◆ SHORT TASK: Copy all lines of the listing that include the string "کارنر".

= = = = = = =

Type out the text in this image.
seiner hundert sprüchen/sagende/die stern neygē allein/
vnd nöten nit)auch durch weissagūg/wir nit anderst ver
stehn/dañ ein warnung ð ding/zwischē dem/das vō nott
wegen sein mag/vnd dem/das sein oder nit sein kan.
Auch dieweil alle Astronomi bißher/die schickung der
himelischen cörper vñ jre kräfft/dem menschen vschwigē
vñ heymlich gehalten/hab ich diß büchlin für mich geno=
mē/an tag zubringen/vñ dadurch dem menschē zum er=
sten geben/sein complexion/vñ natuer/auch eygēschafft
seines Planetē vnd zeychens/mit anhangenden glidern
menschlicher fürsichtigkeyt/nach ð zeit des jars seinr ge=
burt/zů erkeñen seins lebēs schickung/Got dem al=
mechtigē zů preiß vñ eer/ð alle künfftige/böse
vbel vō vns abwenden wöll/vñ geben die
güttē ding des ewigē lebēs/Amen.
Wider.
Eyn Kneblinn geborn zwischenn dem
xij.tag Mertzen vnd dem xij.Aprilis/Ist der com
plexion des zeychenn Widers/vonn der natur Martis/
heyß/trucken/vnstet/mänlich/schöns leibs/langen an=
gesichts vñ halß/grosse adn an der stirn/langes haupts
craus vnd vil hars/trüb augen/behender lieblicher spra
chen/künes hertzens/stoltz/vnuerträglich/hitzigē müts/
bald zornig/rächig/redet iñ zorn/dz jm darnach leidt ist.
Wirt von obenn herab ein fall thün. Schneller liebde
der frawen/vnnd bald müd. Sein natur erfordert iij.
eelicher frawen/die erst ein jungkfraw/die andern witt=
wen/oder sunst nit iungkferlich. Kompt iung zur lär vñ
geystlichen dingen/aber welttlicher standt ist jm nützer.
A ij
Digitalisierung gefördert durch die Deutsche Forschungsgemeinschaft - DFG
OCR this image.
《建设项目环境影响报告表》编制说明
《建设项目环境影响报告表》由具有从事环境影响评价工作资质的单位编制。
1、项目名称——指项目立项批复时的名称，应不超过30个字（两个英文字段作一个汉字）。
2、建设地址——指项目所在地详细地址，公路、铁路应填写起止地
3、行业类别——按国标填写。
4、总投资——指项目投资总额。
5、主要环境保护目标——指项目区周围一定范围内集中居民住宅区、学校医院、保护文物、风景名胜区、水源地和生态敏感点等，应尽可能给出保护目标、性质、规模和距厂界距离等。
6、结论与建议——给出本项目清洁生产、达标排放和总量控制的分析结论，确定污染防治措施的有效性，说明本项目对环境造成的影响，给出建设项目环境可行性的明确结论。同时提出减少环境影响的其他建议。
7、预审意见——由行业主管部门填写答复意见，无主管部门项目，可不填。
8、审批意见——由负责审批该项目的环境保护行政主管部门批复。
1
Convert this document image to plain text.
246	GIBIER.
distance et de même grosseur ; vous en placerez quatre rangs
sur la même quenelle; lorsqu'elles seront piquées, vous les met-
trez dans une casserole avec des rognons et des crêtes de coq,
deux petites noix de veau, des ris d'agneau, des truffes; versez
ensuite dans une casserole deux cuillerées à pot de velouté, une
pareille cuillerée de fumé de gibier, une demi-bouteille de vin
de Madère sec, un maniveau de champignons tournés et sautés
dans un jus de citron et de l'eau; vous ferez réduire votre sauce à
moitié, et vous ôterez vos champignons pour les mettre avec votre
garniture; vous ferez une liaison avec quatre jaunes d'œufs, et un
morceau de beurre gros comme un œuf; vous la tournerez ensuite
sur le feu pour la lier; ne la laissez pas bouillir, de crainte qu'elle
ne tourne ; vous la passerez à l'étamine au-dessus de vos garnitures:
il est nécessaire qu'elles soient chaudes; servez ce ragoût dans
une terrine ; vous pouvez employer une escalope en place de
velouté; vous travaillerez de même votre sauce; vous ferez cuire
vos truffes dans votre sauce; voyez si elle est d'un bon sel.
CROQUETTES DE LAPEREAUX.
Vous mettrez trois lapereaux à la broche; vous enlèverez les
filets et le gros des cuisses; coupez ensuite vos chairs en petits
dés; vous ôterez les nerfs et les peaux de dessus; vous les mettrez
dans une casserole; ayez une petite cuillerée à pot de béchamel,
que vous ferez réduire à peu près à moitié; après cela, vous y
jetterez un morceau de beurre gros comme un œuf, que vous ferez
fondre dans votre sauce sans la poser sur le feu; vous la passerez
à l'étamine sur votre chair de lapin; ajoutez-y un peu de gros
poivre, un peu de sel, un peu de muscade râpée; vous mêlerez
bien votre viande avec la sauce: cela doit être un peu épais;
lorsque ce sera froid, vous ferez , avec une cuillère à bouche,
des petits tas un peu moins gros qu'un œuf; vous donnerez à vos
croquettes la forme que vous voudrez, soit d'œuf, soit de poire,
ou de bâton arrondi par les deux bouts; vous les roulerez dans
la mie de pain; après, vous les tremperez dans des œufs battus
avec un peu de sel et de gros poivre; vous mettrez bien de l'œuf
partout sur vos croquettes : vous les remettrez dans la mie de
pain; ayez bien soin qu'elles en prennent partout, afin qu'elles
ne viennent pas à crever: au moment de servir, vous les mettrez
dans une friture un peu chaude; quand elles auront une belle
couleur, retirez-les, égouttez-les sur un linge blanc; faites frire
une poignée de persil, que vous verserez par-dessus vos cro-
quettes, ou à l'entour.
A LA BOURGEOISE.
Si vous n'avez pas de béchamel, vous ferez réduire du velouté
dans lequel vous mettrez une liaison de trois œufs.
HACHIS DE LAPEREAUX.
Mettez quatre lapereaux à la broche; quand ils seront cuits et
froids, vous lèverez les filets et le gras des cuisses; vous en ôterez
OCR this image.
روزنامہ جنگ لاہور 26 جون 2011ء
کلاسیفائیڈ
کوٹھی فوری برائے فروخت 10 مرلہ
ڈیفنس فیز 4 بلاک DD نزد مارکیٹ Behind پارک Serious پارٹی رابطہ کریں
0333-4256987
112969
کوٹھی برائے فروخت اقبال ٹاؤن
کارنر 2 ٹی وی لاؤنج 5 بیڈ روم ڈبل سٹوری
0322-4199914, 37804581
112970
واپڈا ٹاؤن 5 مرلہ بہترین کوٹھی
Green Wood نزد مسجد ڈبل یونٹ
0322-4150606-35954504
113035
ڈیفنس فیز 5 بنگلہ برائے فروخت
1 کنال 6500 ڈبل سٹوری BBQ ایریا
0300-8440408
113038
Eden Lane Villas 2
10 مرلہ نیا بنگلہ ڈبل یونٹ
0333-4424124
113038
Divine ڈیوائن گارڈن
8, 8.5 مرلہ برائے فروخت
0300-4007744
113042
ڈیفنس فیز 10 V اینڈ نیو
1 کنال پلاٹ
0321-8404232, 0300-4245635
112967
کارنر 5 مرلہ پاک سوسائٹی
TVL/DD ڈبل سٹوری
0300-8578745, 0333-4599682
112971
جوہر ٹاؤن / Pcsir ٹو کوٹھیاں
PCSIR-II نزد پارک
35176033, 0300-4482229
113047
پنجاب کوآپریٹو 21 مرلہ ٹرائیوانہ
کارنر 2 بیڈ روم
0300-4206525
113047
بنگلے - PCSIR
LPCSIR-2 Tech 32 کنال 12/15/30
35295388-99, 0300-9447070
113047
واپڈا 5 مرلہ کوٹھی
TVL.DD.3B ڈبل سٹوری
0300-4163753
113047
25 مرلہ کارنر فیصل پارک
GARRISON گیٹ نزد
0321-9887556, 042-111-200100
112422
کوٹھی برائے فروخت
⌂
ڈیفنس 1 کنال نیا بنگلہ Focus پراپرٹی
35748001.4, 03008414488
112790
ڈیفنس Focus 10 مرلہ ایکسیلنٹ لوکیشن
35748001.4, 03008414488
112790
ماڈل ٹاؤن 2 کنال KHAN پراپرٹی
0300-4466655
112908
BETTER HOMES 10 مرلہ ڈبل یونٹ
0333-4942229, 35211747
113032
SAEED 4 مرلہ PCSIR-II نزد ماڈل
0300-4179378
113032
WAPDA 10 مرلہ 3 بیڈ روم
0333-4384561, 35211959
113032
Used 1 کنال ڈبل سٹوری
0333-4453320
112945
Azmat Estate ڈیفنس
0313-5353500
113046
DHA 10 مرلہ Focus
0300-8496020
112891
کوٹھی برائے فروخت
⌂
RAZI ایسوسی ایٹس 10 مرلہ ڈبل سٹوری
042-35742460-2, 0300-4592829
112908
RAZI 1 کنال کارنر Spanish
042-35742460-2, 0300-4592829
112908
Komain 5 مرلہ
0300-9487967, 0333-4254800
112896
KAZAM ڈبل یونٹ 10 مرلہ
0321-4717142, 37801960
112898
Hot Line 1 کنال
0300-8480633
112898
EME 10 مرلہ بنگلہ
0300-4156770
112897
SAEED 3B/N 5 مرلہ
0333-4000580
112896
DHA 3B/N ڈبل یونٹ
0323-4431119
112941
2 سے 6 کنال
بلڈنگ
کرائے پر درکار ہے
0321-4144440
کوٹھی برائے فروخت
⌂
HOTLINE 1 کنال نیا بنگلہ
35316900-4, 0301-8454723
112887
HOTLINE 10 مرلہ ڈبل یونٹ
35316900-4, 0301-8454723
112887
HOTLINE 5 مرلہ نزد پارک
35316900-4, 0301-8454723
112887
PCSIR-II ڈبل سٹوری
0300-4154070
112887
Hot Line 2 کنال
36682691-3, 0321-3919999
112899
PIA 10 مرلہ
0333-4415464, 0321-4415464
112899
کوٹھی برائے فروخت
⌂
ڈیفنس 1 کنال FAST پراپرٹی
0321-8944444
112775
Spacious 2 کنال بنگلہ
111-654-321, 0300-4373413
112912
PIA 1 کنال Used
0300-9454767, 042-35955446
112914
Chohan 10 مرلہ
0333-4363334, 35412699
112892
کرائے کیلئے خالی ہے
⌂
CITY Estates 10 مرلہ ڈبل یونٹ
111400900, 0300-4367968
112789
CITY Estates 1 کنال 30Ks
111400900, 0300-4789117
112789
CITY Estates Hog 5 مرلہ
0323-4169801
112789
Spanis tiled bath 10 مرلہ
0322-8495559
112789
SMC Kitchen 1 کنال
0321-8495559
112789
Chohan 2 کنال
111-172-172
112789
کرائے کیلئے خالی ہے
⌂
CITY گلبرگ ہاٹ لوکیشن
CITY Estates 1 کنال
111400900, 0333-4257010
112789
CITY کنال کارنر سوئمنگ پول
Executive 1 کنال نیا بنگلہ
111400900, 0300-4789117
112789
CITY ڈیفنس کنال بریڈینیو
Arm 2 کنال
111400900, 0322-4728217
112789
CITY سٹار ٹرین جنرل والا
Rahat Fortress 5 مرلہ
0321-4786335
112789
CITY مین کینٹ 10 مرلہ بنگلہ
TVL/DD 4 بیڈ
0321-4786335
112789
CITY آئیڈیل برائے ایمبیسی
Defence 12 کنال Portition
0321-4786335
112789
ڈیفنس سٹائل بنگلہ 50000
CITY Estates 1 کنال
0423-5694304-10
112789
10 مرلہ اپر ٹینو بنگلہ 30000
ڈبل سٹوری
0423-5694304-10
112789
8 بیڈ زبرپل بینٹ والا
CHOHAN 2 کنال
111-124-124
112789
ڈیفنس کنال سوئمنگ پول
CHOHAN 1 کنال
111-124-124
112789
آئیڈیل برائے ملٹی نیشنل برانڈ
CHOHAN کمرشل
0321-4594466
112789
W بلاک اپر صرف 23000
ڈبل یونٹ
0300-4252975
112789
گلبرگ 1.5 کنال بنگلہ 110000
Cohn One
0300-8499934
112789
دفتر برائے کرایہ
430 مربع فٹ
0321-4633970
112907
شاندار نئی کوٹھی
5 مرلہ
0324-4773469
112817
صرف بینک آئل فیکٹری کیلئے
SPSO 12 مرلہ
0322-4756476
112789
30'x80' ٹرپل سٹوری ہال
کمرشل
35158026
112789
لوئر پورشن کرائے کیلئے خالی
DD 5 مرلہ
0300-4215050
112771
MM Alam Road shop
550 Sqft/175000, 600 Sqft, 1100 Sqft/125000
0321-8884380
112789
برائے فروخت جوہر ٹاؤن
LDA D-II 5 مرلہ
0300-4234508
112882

= = = = = = =

◆ FINISHED TASK:
کارنر 2 ٹی وی لاؤنج 5 بیڈ روم ڈبل سٹوری
کارنر 5 مرلہ پاک سوسائٹی
کارنر 2 بیڈ روم
25 مرلہ کارنر فیصل پارک
RAZI 1 کنال کارنر Spanish
CITY کنال کارنر سوئمنگ پول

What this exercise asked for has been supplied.